Problem statement: Using the material that follows, identify and copy each line with the string "name".

[Items from a figure collection]
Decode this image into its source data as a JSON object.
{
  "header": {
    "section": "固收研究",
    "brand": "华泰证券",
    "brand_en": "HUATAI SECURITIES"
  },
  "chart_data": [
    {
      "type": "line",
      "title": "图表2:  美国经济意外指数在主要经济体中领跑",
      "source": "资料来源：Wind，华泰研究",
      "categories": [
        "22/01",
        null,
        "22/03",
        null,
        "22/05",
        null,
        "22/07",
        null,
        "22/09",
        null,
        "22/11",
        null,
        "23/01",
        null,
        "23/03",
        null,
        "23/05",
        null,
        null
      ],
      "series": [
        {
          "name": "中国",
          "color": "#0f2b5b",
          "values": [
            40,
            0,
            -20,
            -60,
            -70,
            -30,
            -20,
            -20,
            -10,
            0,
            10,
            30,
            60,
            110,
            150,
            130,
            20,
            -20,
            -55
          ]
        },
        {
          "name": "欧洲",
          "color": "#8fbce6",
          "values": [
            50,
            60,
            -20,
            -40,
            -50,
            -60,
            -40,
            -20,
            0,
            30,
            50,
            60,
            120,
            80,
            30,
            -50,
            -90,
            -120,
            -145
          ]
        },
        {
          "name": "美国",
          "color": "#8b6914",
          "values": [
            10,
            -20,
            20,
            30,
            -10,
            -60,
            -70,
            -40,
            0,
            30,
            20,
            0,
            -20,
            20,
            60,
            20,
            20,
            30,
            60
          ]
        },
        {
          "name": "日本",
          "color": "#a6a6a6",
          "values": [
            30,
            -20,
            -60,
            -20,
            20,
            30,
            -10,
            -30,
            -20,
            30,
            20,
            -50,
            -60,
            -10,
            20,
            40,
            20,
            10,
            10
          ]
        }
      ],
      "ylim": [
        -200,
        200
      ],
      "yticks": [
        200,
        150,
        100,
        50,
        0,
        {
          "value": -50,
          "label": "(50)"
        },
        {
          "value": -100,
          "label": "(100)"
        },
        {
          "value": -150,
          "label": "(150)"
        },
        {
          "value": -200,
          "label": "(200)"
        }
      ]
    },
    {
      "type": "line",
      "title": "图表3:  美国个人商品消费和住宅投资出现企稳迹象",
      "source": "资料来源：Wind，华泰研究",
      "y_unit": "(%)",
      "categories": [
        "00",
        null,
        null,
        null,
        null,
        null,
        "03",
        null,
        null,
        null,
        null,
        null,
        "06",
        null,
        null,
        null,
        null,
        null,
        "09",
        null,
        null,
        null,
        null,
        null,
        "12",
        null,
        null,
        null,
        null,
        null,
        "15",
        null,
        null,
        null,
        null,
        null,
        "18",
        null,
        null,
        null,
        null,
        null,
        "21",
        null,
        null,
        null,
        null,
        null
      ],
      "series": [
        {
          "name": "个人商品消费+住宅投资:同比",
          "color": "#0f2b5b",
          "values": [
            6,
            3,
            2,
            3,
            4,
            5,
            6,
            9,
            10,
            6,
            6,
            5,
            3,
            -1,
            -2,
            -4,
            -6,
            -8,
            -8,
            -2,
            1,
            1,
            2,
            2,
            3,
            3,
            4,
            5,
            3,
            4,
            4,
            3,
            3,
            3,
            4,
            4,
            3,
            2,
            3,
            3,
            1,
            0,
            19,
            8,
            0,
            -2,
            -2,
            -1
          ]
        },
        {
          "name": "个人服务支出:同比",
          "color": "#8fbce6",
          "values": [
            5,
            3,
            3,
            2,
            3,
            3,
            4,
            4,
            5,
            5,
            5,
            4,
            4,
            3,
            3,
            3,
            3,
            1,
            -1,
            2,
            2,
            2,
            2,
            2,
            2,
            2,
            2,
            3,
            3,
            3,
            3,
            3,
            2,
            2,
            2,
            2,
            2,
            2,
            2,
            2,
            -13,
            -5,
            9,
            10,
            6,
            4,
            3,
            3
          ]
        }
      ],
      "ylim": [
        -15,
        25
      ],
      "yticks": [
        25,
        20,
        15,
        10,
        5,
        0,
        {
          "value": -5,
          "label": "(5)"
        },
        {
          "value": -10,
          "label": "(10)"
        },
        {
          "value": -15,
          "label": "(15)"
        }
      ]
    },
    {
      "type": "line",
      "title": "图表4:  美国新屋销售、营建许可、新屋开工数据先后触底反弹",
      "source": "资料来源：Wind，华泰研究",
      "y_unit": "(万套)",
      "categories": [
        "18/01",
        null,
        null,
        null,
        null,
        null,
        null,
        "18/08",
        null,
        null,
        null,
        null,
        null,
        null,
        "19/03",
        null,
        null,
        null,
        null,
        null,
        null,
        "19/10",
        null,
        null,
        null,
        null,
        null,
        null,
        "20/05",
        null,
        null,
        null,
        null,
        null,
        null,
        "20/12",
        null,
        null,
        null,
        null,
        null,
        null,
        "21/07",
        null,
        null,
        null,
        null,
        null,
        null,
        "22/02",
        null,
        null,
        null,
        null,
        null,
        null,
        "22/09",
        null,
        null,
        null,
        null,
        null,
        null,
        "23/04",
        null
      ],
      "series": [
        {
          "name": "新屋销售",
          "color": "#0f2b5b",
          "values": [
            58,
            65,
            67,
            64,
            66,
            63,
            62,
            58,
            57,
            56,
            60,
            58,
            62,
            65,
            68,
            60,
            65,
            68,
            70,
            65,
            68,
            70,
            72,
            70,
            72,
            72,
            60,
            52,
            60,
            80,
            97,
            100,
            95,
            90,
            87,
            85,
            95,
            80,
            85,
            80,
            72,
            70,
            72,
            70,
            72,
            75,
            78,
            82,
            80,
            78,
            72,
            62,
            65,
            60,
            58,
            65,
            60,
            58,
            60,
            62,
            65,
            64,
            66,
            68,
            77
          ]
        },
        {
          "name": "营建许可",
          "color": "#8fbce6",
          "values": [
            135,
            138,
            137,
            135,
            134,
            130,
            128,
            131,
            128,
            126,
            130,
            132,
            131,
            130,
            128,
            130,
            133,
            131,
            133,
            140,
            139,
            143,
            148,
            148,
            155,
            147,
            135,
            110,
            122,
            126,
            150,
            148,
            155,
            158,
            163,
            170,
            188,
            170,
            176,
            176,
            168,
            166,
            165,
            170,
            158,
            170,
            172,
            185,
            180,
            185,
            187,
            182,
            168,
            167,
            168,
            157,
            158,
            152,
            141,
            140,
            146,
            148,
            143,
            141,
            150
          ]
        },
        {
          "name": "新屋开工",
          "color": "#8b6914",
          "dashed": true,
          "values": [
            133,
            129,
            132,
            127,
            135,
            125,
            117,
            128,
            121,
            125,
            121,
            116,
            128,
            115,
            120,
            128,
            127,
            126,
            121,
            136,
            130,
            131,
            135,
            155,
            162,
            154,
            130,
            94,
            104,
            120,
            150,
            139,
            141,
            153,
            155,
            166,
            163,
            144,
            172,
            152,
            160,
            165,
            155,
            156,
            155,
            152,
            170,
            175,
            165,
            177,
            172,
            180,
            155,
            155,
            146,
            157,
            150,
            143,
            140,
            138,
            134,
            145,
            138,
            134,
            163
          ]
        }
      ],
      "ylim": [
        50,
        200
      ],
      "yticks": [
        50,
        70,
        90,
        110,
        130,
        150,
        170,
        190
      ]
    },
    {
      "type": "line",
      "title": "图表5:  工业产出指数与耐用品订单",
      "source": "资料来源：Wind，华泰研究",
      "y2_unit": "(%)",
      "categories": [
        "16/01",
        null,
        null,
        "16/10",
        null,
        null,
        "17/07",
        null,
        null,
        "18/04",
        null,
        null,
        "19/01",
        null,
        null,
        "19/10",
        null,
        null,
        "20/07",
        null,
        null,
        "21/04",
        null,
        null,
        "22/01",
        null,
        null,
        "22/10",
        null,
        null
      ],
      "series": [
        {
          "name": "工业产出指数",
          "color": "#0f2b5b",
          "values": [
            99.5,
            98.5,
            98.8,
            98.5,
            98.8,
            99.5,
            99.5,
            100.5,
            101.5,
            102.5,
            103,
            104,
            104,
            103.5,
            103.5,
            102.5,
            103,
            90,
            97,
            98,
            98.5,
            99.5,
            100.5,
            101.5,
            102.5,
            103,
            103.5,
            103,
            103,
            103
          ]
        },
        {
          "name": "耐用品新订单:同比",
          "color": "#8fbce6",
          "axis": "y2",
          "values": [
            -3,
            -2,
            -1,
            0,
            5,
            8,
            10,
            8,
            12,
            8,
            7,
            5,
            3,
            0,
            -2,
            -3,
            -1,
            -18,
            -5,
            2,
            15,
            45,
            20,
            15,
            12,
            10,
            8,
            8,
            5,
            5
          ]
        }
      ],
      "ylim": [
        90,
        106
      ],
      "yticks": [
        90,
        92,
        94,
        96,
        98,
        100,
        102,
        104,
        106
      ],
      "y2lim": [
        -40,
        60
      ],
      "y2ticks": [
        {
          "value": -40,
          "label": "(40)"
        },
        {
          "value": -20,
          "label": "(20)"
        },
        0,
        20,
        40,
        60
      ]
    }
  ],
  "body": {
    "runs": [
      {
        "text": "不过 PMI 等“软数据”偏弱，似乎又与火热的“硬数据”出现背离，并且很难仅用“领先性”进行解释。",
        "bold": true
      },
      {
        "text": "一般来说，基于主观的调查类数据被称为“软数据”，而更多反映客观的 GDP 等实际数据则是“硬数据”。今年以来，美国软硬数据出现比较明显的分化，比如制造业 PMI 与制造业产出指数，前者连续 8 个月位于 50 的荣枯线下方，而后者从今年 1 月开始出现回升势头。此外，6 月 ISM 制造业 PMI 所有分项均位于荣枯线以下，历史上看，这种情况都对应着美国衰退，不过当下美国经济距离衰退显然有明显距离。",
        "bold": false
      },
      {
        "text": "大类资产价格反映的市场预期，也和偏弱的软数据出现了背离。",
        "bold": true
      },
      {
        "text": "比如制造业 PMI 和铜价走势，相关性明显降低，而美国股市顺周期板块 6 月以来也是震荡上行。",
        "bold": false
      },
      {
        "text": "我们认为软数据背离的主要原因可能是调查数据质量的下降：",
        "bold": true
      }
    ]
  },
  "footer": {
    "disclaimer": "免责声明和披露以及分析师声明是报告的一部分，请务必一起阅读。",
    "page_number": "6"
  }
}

Result for this task:
          "name": "中国",
          "name": "欧洲",
          "name": "美国",
          "name": "日本",
          "name": "个人商品消费+住宅投资:同比",
          "name": "个人服务支出:同比",
          "name": "新屋销售",
          "name": "营建许可",
          "name": "新屋开工",
          "name": "工业产出指数",
          "name": "耐用品新订单:同比",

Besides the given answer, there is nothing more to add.